### Provided records:

------------------------------------------------------------------------

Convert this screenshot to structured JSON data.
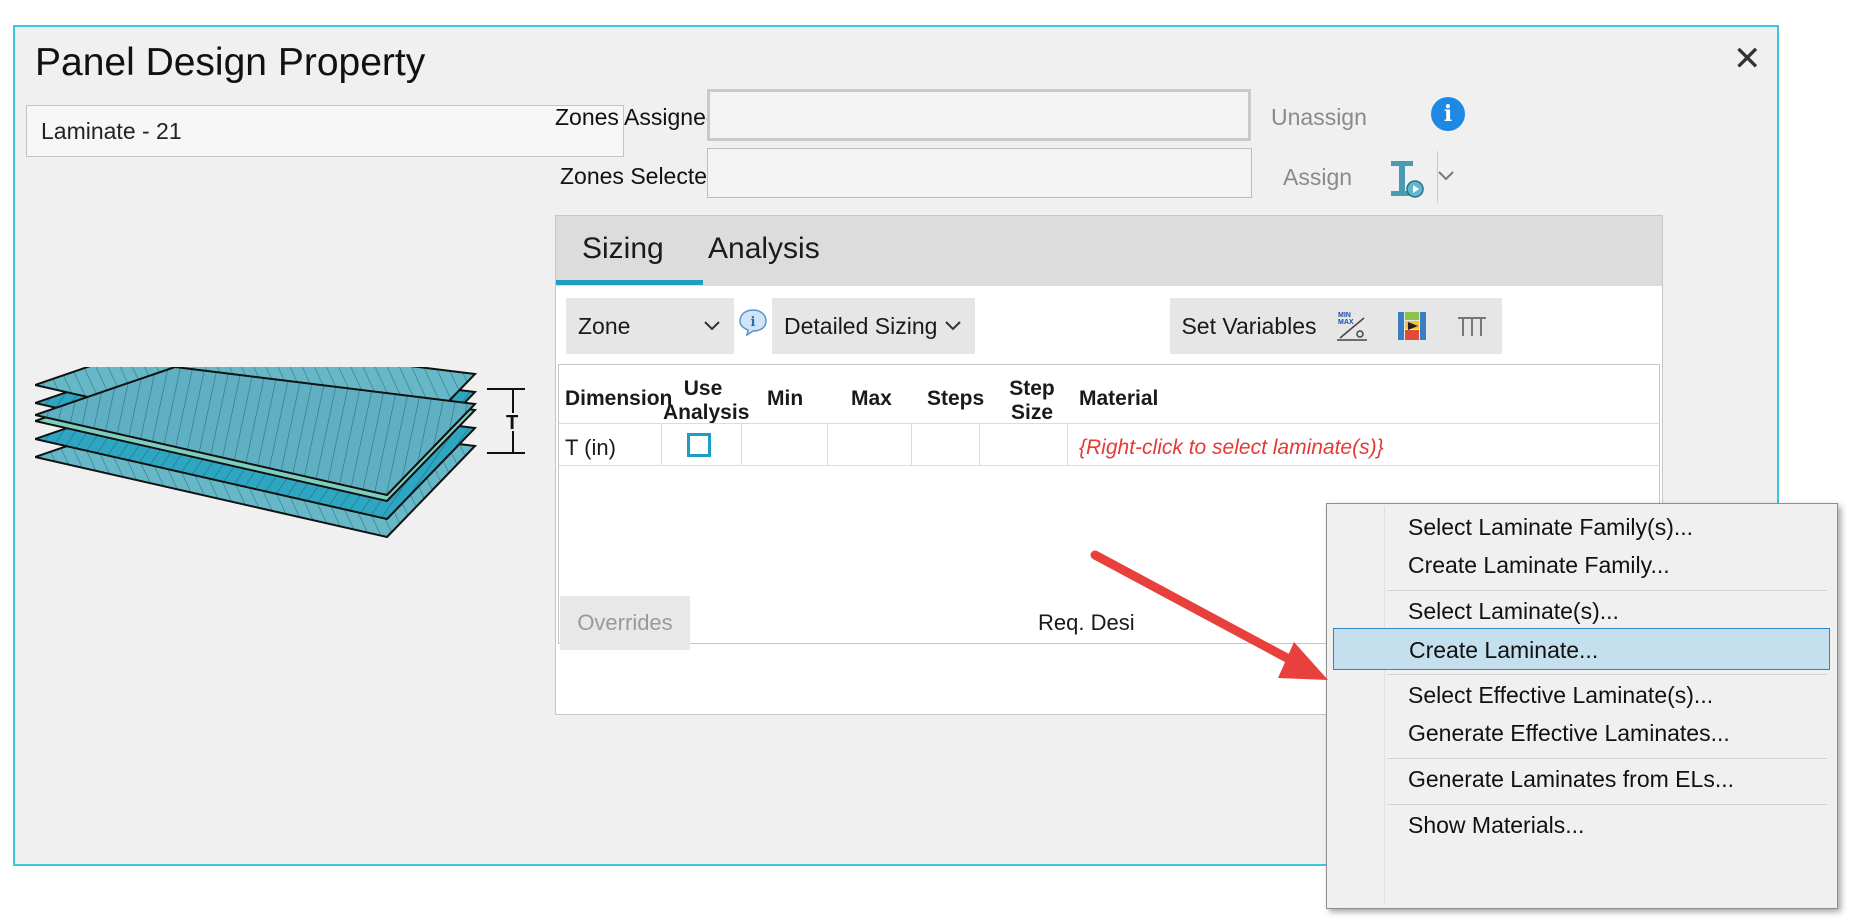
{
  "dialog": {
    "title": "Panel Design Property",
    "close_glyph": "✕",
    "property_name": "Laminate - 21"
  },
  "illustration": {
    "thickness_label": "T"
  },
  "zones": {
    "assigned_label": "Zones Assigned:",
    "assigned_value": "",
    "selected_label": "Zones Selected:",
    "selected_value": "",
    "unassign_label": "Unassign",
    "assign_label": "Assign"
  },
  "tabs": [
    {
      "label": "Sizing",
      "active": true
    },
    {
      "label": "Analysis",
      "active": false
    }
  ],
  "sizing": {
    "scope_select": "Zone",
    "mode_select": "Detailed Sizing",
    "set_variables_label": "Set Variables",
    "columns": [
      "Dimension",
      "Use Analysis",
      "Min",
      "Max",
      "Steps",
      "Step Size",
      "Material"
    ],
    "header_lines": {
      "use_analysis": [
        "Use",
        "Analysis"
      ],
      "step_size": [
        "Step",
        "Size"
      ]
    },
    "rows": [
      {
        "dimension": "T (in)",
        "use_analysis": false,
        "min": "",
        "max": "",
        "steps": "",
        "step_size": "",
        "material": "{Right-click to select laminate(s)}"
      }
    ],
    "overrides_label": "Overrides",
    "req_text": "Req. Desi"
  },
  "context_menu": {
    "items": [
      {
        "label": "Select Laminate Family(s)...",
        "highlighted": false
      },
      {
        "label": "Create Laminate Family...",
        "highlighted": false
      },
      {
        "label": "Select Laminate(s)...",
        "highlighted": false
      },
      {
        "label": "Create Laminate...",
        "highlighted": true
      },
      {
        "label": "Select Effective Laminate(s)...",
        "highlighted": false
      },
      {
        "label": "Generate Effective Laminates...",
        "highlighted": false
      },
      {
        "label": "Generate Laminates from ELs...",
        "highlighted": false
      },
      {
        "label": "Show Materials...",
        "highlighted": false
      }
    ]
  },
  "icons": [
    "close-icon",
    "info-icon",
    "tool-icon",
    "chevron-down-icon",
    "min-max-icon",
    "grid-color-icon",
    "columns-icon"
  ],
  "colors": {
    "accent": "#1e9ec4",
    "dialog_border": "#3cc8e0",
    "info_blue": "#1e88e5",
    "hint_red": "#e53935",
    "arrow_red": "#e8403c",
    "menu_highlight": "#c4e0ef"
  }
}
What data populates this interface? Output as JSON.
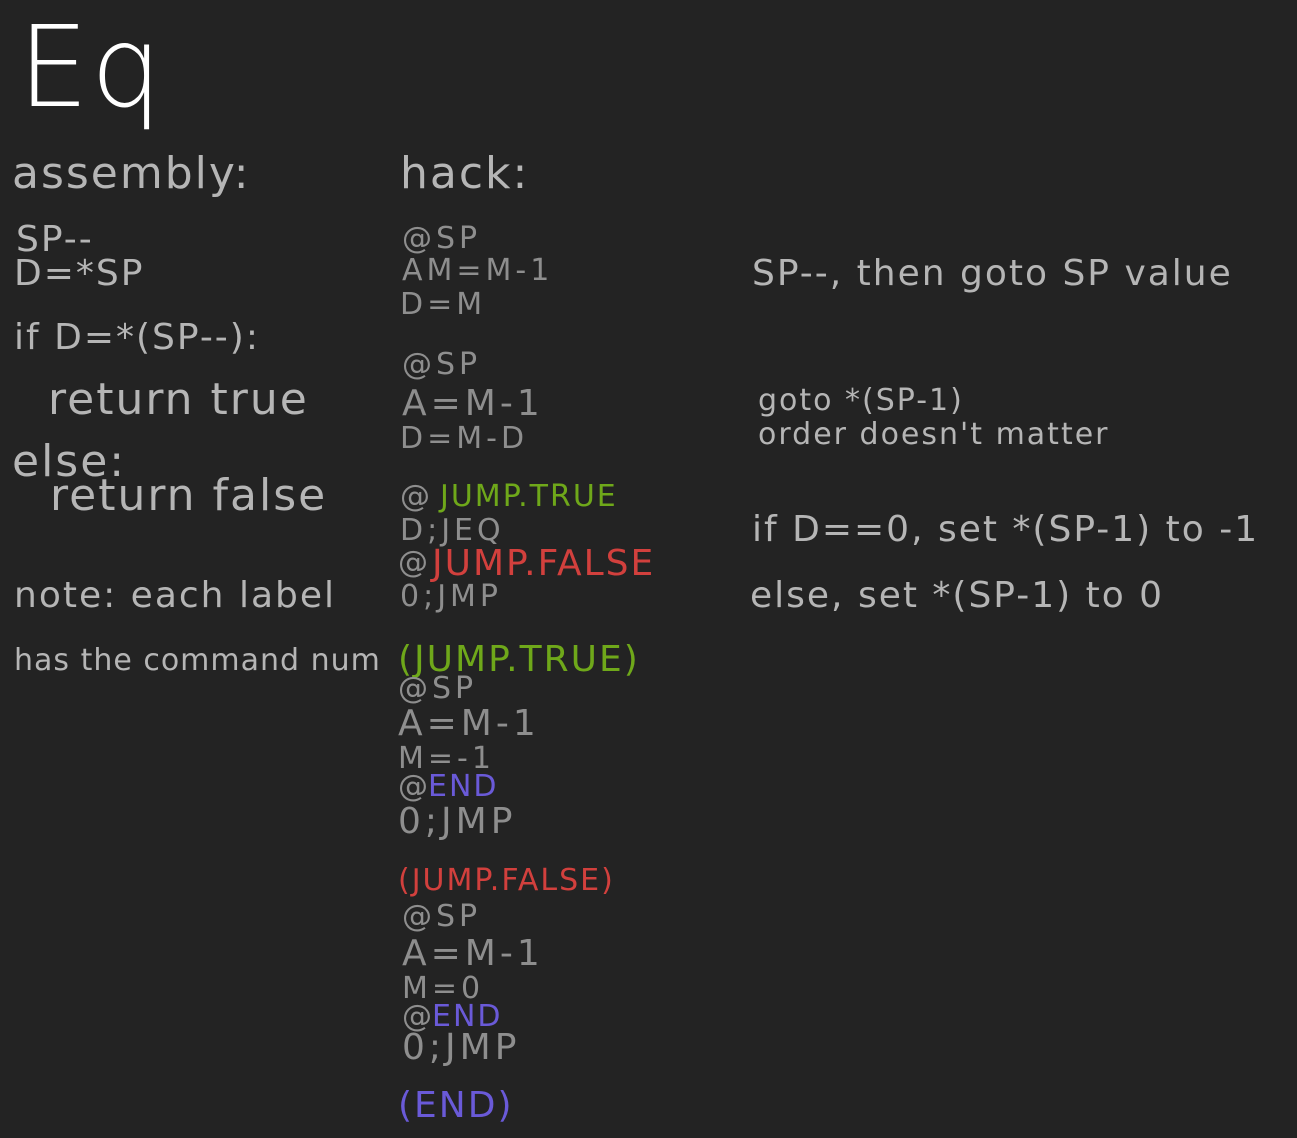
{
  "title": "Eq",
  "assembly": {
    "heading": "assembly:",
    "lines": [
      "SP--",
      "D=*SP",
      "if D=*(SP--):",
      "return true",
      "else:",
      "return false"
    ],
    "note_line1": "note: each label",
    "note_line2": "has the command num"
  },
  "hack": {
    "heading": "hack:",
    "block1": [
      "@SP",
      "AM=M-1",
      "D=M"
    ],
    "block2": [
      "@SP",
      "A=M-1",
      "D=M-D"
    ],
    "jump_true_at": "@",
    "jump_true_label": "JUMP.TRUE",
    "jeq": "D;JEQ",
    "jump_false_at": "@",
    "jump_false_label": "JUMP.FALSE",
    "jmp1": "0;JMP",
    "label_true": "(JUMP.TRUE)",
    "block_true": [
      "@SP",
      "A=M-1",
      "M=-1"
    ],
    "end_at_1": "@",
    "end_label_1": "END",
    "jmp2": "0;JMP",
    "label_false": "(JUMP.FALSE)",
    "block_false": [
      "@SP",
      "A=M-1",
      "M=0"
    ],
    "end_at_2": "@",
    "end_label_2": "END",
    "jmp3": "0;JMP",
    "label_end": "(END)"
  },
  "comments": {
    "c1": "SP--, then goto SP value",
    "c2": "goto *(SP-1)",
    "c3": "order doesn't matter",
    "c4": "if D==0, set *(SP-1) to -1",
    "c5": "else, set *(SP-1) to 0"
  },
  "colors": {
    "background": "#232323",
    "title": "#ffffff",
    "text": "#b5b5b5",
    "code": "#8e8e8e",
    "true_label": "#6fa81a",
    "false_label": "#d2403d",
    "end_label": "#6a5ad8"
  }
}
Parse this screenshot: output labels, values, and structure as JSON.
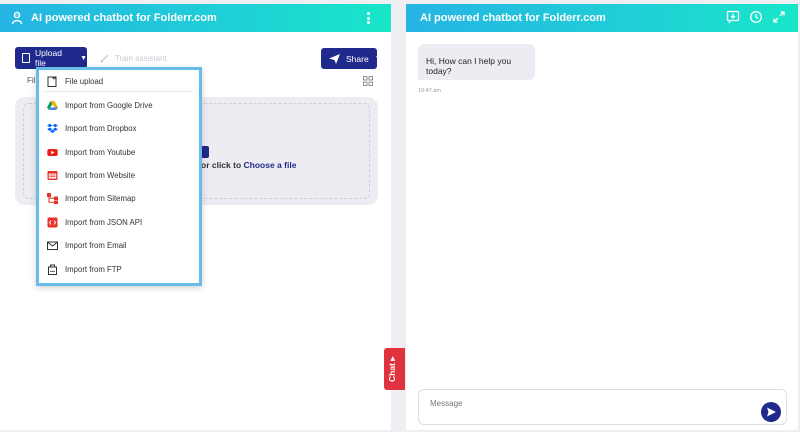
{
  "left_panel": {
    "title": "AI powered chatbot for Folderr.com",
    "toolbar": {
      "upload_label": "Upload file",
      "train_label": "Train assistant",
      "share_label": "Share"
    },
    "files_tab_label": "Fil",
    "dropzone": {
      "text": "or click to ",
      "link": "Choose a file"
    },
    "upload_menu": [
      {
        "label": "File upload",
        "icon": "file-add-icon"
      },
      {
        "label": "Import from Google Drive",
        "icon": "google-drive-icon"
      },
      {
        "label": "Import from Dropbox",
        "icon": "dropbox-icon"
      },
      {
        "label": "Import from Youtube",
        "icon": "youtube-icon"
      },
      {
        "label": "Import from Website",
        "icon": "website-icon"
      },
      {
        "label": "Import from Sitemap",
        "icon": "sitemap-icon"
      },
      {
        "label": "Import from JSON API",
        "icon": "json-api-icon"
      },
      {
        "label": "Import from Email",
        "icon": "email-icon"
      },
      {
        "label": "Import from FTP",
        "icon": "ftp-icon"
      }
    ]
  },
  "chat_tab": {
    "label": "Chat ▸"
  },
  "right_panel": {
    "title": "AI powered chatbot for Folderr.com",
    "messages": [
      {
        "text": "Hi, How can I help you today?",
        "time": "10:47 am"
      }
    ],
    "composer": {
      "placeholder": "Message"
    }
  },
  "colors": {
    "accent": "#1f2a8c",
    "header_gradient_start": "#26b4e4",
    "header_gradient_end": "#18e6c8",
    "chat_tab": "#e0323f",
    "menu_border": "#65bde8"
  }
}
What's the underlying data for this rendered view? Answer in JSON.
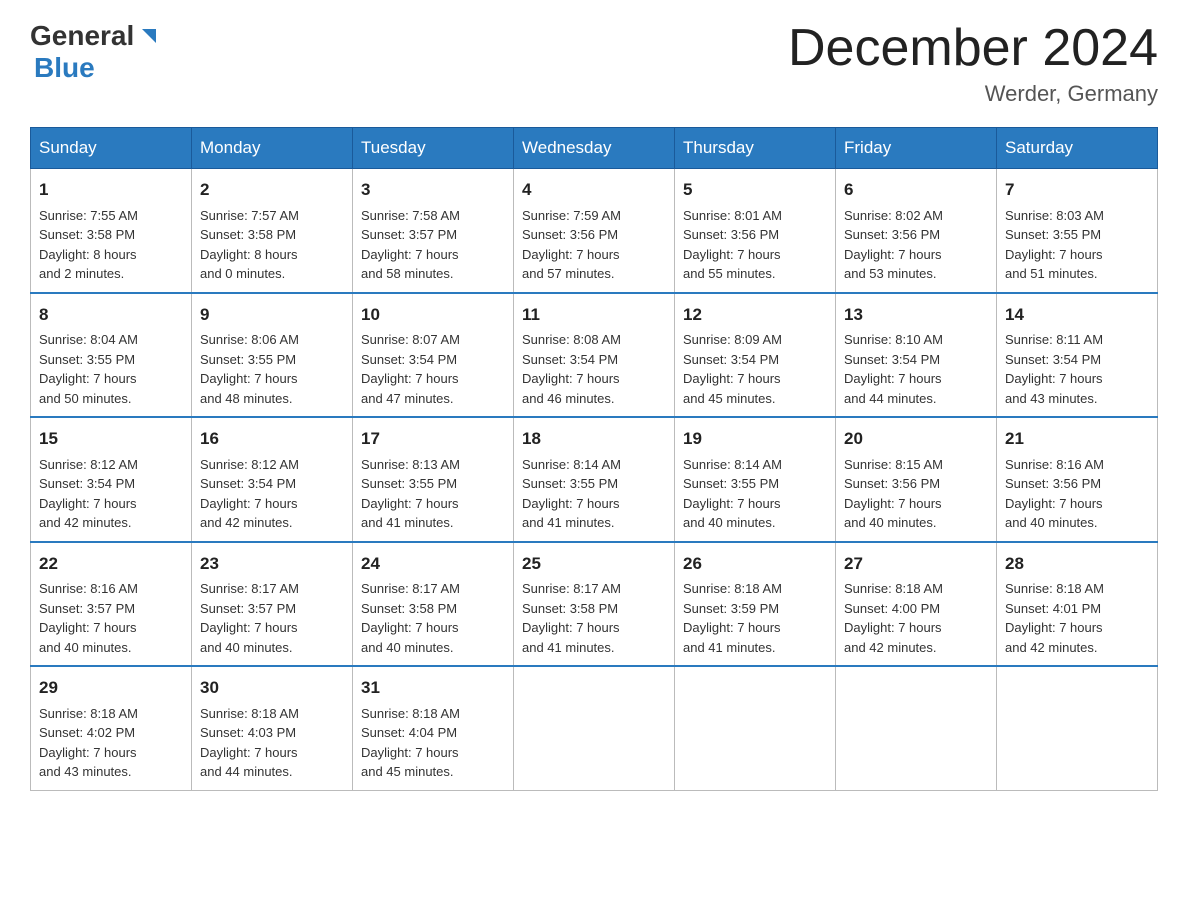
{
  "logo": {
    "text_general": "General",
    "text_blue": "Blue"
  },
  "title": {
    "month_year": "December 2024",
    "location": "Werder, Germany"
  },
  "days_of_week": [
    "Sunday",
    "Monday",
    "Tuesday",
    "Wednesday",
    "Thursday",
    "Friday",
    "Saturday"
  ],
  "weeks": [
    [
      {
        "day": "1",
        "sunrise": "7:55 AM",
        "sunset": "3:58 PM",
        "daylight": "8 hours and 2 minutes."
      },
      {
        "day": "2",
        "sunrise": "7:57 AM",
        "sunset": "3:58 PM",
        "daylight": "8 hours and 0 minutes."
      },
      {
        "day": "3",
        "sunrise": "7:58 AM",
        "sunset": "3:57 PM",
        "daylight": "7 hours and 58 minutes."
      },
      {
        "day": "4",
        "sunrise": "7:59 AM",
        "sunset": "3:56 PM",
        "daylight": "7 hours and 57 minutes."
      },
      {
        "day": "5",
        "sunrise": "8:01 AM",
        "sunset": "3:56 PM",
        "daylight": "7 hours and 55 minutes."
      },
      {
        "day": "6",
        "sunrise": "8:02 AM",
        "sunset": "3:56 PM",
        "daylight": "7 hours and 53 minutes."
      },
      {
        "day": "7",
        "sunrise": "8:03 AM",
        "sunset": "3:55 PM",
        "daylight": "7 hours and 51 minutes."
      }
    ],
    [
      {
        "day": "8",
        "sunrise": "8:04 AM",
        "sunset": "3:55 PM",
        "daylight": "7 hours and 50 minutes."
      },
      {
        "day": "9",
        "sunrise": "8:06 AM",
        "sunset": "3:55 PM",
        "daylight": "7 hours and 48 minutes."
      },
      {
        "day": "10",
        "sunrise": "8:07 AM",
        "sunset": "3:54 PM",
        "daylight": "7 hours and 47 minutes."
      },
      {
        "day": "11",
        "sunrise": "8:08 AM",
        "sunset": "3:54 PM",
        "daylight": "7 hours and 46 minutes."
      },
      {
        "day": "12",
        "sunrise": "8:09 AM",
        "sunset": "3:54 PM",
        "daylight": "7 hours and 45 minutes."
      },
      {
        "day": "13",
        "sunrise": "8:10 AM",
        "sunset": "3:54 PM",
        "daylight": "7 hours and 44 minutes."
      },
      {
        "day": "14",
        "sunrise": "8:11 AM",
        "sunset": "3:54 PM",
        "daylight": "7 hours and 43 minutes."
      }
    ],
    [
      {
        "day": "15",
        "sunrise": "8:12 AM",
        "sunset": "3:54 PM",
        "daylight": "7 hours and 42 minutes."
      },
      {
        "day": "16",
        "sunrise": "8:12 AM",
        "sunset": "3:54 PM",
        "daylight": "7 hours and 42 minutes."
      },
      {
        "day": "17",
        "sunrise": "8:13 AM",
        "sunset": "3:55 PM",
        "daylight": "7 hours and 41 minutes."
      },
      {
        "day": "18",
        "sunrise": "8:14 AM",
        "sunset": "3:55 PM",
        "daylight": "7 hours and 41 minutes."
      },
      {
        "day": "19",
        "sunrise": "8:14 AM",
        "sunset": "3:55 PM",
        "daylight": "7 hours and 40 minutes."
      },
      {
        "day": "20",
        "sunrise": "8:15 AM",
        "sunset": "3:56 PM",
        "daylight": "7 hours and 40 minutes."
      },
      {
        "day": "21",
        "sunrise": "8:16 AM",
        "sunset": "3:56 PM",
        "daylight": "7 hours and 40 minutes."
      }
    ],
    [
      {
        "day": "22",
        "sunrise": "8:16 AM",
        "sunset": "3:57 PM",
        "daylight": "7 hours and 40 minutes."
      },
      {
        "day": "23",
        "sunrise": "8:17 AM",
        "sunset": "3:57 PM",
        "daylight": "7 hours and 40 minutes."
      },
      {
        "day": "24",
        "sunrise": "8:17 AM",
        "sunset": "3:58 PM",
        "daylight": "7 hours and 40 minutes."
      },
      {
        "day": "25",
        "sunrise": "8:17 AM",
        "sunset": "3:58 PM",
        "daylight": "7 hours and 41 minutes."
      },
      {
        "day": "26",
        "sunrise": "8:18 AM",
        "sunset": "3:59 PM",
        "daylight": "7 hours and 41 minutes."
      },
      {
        "day": "27",
        "sunrise": "8:18 AM",
        "sunset": "4:00 PM",
        "daylight": "7 hours and 42 minutes."
      },
      {
        "day": "28",
        "sunrise": "8:18 AM",
        "sunset": "4:01 PM",
        "daylight": "7 hours and 42 minutes."
      }
    ],
    [
      {
        "day": "29",
        "sunrise": "8:18 AM",
        "sunset": "4:02 PM",
        "daylight": "7 hours and 43 minutes."
      },
      {
        "day": "30",
        "sunrise": "8:18 AM",
        "sunset": "4:03 PM",
        "daylight": "7 hours and 44 minutes."
      },
      {
        "day": "31",
        "sunrise": "8:18 AM",
        "sunset": "4:04 PM",
        "daylight": "7 hours and 45 minutes."
      },
      null,
      null,
      null,
      null
    ]
  ],
  "labels": {
    "sunrise": "Sunrise: ",
    "sunset": "Sunset: ",
    "daylight": "Daylight: "
  }
}
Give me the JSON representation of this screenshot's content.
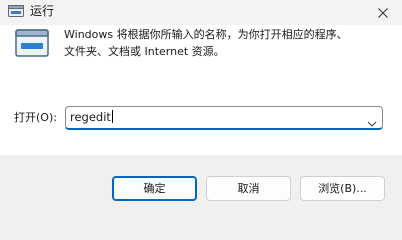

------------------------------------------------------------------------

### What you are asked to do:
Lines that include the word "Laminates" are to be extracted from the data above.

### Reply:
        "label": "Generate Effective Laminates...",
        "label": "Generate Laminates from ELs...",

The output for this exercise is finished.